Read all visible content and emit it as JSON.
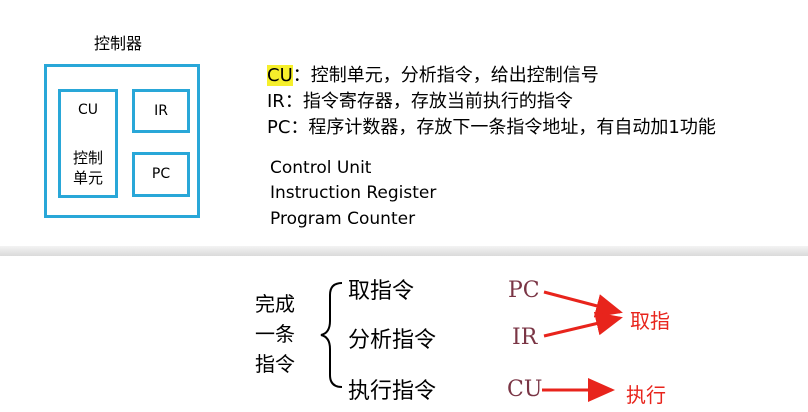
{
  "controller": {
    "title": "控制器",
    "cu_label": "CU",
    "cu_cn_line1": "控制",
    "cu_cn_line2": "单元",
    "ir_label": "IR",
    "pc_label": "PC"
  },
  "descriptions": [
    {
      "abbr": "CU",
      "text": "：控制单元，分析指令，给出控制信号"
    },
    {
      "abbr": "IR",
      "text": "：指令寄存器，存放当前执行的指令"
    },
    {
      "abbr": "PC",
      "text": "：程序计数器，存放下一条指令地址，有自动加1功能"
    }
  ],
  "english": [
    "Control Unit",
    "Instruction Register",
    "Program Counter"
  ],
  "complete_label": [
    "完成",
    "一条",
    "指令"
  ],
  "steps": [
    "取指令",
    "分析指令",
    "执行指令"
  ],
  "registers": [
    "PC",
    "IR",
    "CU"
  ],
  "actions": [
    "取指",
    "执行"
  ],
  "colors": {
    "box_border": "#29a7d8",
    "highlight": "#f6ef2b",
    "register": "#7a3545",
    "arrow": "#e8241c"
  }
}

■ TASK REQUIREMENTS
Copy each line of the entries that includes the word "text".

■ EXERCISE ANSWER
      "text": "：控制单元，分析指令，给出控制信号"
      "text": "：指令寄存器，存放当前执行的指令"
      "text": "：程序计数器，存放下一条指令地址，有自动加1功能"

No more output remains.